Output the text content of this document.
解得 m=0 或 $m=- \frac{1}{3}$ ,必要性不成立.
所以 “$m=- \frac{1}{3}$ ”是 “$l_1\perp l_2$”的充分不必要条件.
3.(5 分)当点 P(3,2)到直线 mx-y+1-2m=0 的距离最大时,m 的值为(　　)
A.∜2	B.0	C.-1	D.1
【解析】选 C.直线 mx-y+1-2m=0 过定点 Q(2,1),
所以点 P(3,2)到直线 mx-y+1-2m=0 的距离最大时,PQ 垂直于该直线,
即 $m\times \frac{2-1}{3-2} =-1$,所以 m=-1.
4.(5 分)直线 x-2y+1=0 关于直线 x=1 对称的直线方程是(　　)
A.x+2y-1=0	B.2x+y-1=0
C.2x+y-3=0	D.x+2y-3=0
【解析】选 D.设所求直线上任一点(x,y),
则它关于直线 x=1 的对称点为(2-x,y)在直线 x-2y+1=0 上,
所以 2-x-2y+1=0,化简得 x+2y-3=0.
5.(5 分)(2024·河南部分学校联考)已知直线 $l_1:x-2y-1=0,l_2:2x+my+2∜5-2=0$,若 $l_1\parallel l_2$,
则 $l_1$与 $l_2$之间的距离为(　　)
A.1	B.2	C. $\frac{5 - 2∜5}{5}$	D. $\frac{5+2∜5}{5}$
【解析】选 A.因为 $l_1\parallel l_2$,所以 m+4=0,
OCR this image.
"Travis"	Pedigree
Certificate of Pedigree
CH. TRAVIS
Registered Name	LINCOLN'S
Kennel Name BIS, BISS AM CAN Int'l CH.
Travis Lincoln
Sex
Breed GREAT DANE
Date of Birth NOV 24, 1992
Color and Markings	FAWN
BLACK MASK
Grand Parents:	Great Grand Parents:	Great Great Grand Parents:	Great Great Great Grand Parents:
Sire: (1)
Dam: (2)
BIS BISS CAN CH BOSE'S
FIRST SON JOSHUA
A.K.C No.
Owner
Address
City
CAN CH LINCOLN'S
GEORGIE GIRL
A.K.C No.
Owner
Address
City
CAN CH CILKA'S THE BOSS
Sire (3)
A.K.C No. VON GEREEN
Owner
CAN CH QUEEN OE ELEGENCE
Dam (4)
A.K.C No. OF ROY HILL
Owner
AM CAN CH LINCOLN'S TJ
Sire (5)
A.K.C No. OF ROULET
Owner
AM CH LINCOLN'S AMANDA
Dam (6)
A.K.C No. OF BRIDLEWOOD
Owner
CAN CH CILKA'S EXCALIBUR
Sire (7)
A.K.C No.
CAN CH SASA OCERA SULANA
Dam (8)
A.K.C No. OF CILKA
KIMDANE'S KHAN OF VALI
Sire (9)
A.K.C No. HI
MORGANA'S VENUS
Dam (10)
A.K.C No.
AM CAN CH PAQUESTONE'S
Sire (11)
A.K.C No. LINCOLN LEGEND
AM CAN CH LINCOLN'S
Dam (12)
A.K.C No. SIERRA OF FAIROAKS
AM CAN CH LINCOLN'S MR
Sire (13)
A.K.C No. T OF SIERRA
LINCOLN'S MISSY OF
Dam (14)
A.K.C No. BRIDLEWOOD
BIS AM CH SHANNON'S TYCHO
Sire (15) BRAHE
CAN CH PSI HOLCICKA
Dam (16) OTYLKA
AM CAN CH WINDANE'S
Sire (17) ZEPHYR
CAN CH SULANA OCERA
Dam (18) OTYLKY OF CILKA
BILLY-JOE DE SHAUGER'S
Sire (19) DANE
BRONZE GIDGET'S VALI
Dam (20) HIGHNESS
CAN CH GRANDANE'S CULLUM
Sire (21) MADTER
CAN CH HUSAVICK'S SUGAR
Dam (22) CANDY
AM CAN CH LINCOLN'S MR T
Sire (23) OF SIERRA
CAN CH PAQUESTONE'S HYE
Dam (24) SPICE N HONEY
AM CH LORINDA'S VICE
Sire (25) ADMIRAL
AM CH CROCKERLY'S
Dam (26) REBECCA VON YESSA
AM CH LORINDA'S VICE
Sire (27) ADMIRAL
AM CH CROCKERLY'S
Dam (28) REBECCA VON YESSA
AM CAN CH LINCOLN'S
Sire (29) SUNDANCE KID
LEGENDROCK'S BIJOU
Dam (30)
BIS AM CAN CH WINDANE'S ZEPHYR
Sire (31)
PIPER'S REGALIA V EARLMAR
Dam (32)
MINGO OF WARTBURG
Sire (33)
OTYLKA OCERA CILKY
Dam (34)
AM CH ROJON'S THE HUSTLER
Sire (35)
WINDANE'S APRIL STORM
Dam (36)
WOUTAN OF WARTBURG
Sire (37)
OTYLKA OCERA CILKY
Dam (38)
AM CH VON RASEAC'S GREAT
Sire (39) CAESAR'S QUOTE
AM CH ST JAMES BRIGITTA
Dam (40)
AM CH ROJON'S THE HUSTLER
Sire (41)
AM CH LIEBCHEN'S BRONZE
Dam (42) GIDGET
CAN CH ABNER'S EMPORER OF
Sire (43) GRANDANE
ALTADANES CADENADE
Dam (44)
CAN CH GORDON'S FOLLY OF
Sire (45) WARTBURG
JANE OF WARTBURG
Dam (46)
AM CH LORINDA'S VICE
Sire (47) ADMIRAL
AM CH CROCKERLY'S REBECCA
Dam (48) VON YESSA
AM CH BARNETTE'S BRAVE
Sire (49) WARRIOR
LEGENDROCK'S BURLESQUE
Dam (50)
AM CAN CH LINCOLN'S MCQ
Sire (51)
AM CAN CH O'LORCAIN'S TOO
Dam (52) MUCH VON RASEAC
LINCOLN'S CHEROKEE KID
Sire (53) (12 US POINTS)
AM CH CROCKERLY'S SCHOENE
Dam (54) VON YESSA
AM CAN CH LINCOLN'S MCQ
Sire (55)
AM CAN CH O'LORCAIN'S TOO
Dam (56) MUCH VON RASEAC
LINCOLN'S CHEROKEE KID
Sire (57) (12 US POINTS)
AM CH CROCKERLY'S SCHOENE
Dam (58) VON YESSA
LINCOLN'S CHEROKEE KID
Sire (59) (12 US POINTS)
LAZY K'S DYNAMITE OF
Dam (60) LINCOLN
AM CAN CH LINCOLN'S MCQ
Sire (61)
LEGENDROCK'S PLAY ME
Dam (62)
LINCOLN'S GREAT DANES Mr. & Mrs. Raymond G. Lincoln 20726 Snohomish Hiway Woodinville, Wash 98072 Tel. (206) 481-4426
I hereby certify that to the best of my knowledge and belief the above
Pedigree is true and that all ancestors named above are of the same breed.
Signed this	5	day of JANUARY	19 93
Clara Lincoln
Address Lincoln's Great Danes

-- -- --

### DIRECTIONS:
Using the material above, report each line where "that" occurs.

### COMPLETE ANSWER:
I hereby certify that to the best of my knowledge and belief the above
Pedigree is true and that all ancestors named above are of the same breed.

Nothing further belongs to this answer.